## Begin Input for this task

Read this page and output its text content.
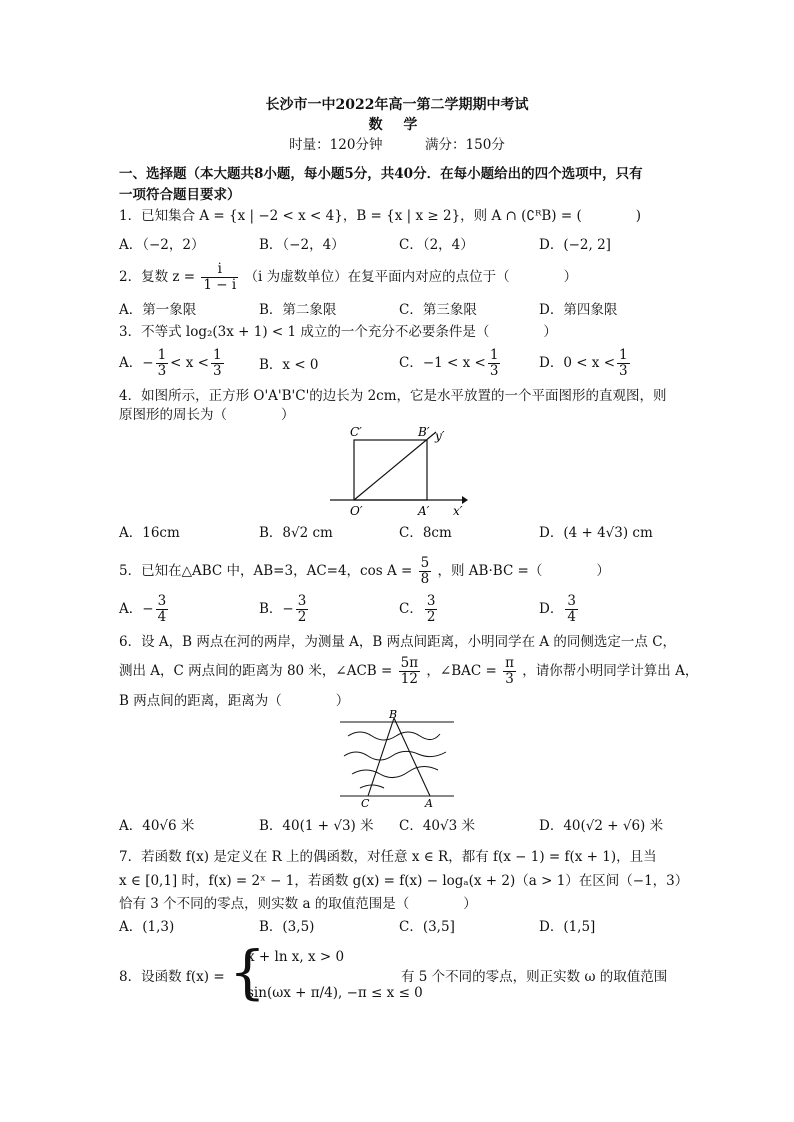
长沙市一中2022年高一第二学期期中考试
数 学
时量：120分钟	满分：150分
一、选择题（本大题共8小题，每小题5分，共40分．在每小题给出的四个选项中，只有
一项符合题目要求）
1．已知集合 A = {x | −2 < x < 4}，B = {x | x ≥ 2}，则 A ∩ (∁ᴿB) = (　　　　)
A．（−2，2）	B．（−2，4）	C．（2，4）	D．(−2, 2]
2．复数 $z = \frac{i}{1 - i} (i$ 为虚数单位）在复平面内对应的点位于（　　　　）
A．第一象限	B．第二象限	C．第三象限	D．第四象限
3．不等式 log₂(3x + 1) < 1 成立的一个充分不必要条件是（　　　　）
A．− $\frac{1}{3} < x < \frac{1}{3}$	B．x < 0	C．$-1 < x < \frac{1}{3}$	D．$0 < x < \frac{1}{3}$
4．如图所示，正方形 O'A'B'C'的边长为 2cm，它是水平放置的一个平面图形的直观图，则
原图形的周长为（　　　　）
C′	B′ y′
O′	A′ x′
A．16cm	B．8√2 cm	C．8cm	D．(4 + 4√3) cm
5．已知在△ABC 中，AB=3，AC=4，$\cos A = \frac{5}{8}$ ，则 AB·BC =（　　　　）
A．− $\frac{3}{4}$	B．− $\frac{3}{2}$	C． $\frac{3}{2}$	D． $\frac{3}{4}$
6．设 A，B 两点在河的两岸，为测量 A，B 两点间距离，小明同学在 A 的同侧选定一点 C，
测出 A，C 两点间的距离为 80 米，∠ACB = $\frac{5\pi}{12}$ ，∠BAC = $\frac{\pi}{3}$ ，请你帮小明同学计算出 A，
B 两点间的距离，距离为（　　　　）
B
C	A
A．40√6 米	B．40(1 + √3) 米 C．40√3 米	D．40(√2 + √6) 米
7．若函数 f(x) 是定义在 R 上的偶函数，对任意 x ∈ R，都有 f(x − 1) = f(x + 1)，且当
x ∈ [0,1] 时，f(x) = 2ˣ − 1，若函数 g(x) = f(x) − logₐ(x + 2)（a > 1）在区间（−1，3）
恰有 3 个不同的零点，则实数 a 的取值范围是（　　　　）
A．(1,3)	B．(3,5)	C．(3,5]	D．(1,5]
8．设函数 f(x) = {
x + ln x, x > 0
sin(ωx + π/4), −π ≤ x ≤ 0
有 5 个不同的零点，则正实数 ω 的取值范围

## End Input for this task

Each line above is to be copied verbatim. Drop any image from the copy.

* _Full response_:
Read this page and output its text content.
长沙市一中2022年高一第二学期期中考试
数 学
时量：120分钟	满分：150分
一、选择题（本大题共8小题，每小题5分，共40分．在每小题给出的四个选项中，只有
一项符合题目要求）
1．已知集合 A = {x | −2 < x < 4}，B = {x | x ≥ 2}，则 A ∩ (∁ᴿB) = (　　　　)
A．（−2，2）	B．（−2，4）	C．（2，4）	D．(−2, 2]
2．复数 $z = \frac{i}{1 - i} (i$ 为虚数单位）在复平面内对应的点位于（　　　　）
A．第一象限	B．第二象限	C．第三象限	D．第四象限
3．不等式 log₂(3x + 1) < 1 成立的一个充分不必要条件是（　　　　）
A．− $\frac{1}{3} < x < \frac{1}{3}$	B．x < 0	C．$-1 < x < \frac{1}{3}$	D．$0 < x < \frac{1}{3}$
4．如图所示，正方形 O'A'B'C'的边长为 2cm，它是水平放置的一个平面图形的直观图，则
原图形的周长为（　　　　）
C′	B′ y′
O′	A′ x′
A．16cm	B．8√2 cm	C．8cm	D．(4 + 4√3) cm
5．已知在△ABC 中，AB=3，AC=4，$\cos A = \frac{5}{8}$ ，则 AB·BC =（　　　　）
A．− $\frac{3}{4}$	B．− $\frac{3}{2}$	C． $\frac{3}{2}$	D． $\frac{3}{4}$
6．设 A，B 两点在河的两岸，为测量 A，B 两点间距离，小明同学在 A 的同侧选定一点 C，
测出 A，C 两点间的距离为 80 米，∠ACB = $\frac{5\pi}{12}$ ，∠BAC = $\frac{\pi}{3}$ ，请你帮小明同学计算出 A，
B 两点间的距离，距离为（　　　　）
B
C	A
A．40√6 米	B．40(1 + √3) 米 C．40√3 米	D．40(√2 + √6) 米
7．若函数 f(x) 是定义在 R 上的偶函数，对任意 x ∈ R，都有 f(x − 1) = f(x + 1)，且当
x ∈ [0,1] 时，f(x) = 2ˣ − 1，若函数 g(x) = f(x) − logₐ(x + 2)（a > 1）在区间（−1，3）
恰有 3 个不同的零点，则实数 a 的取值范围是（　　　　）
A．(1,3)	B．(3,5)	C．(3,5]	D．(1,5]
8．设函数 f(x) = {
x + ln x, x > 0
sin(ωx + π/4), −π ≤ x ≤ 0
有 5 个不同的零点，则正实数 ω 的取值范围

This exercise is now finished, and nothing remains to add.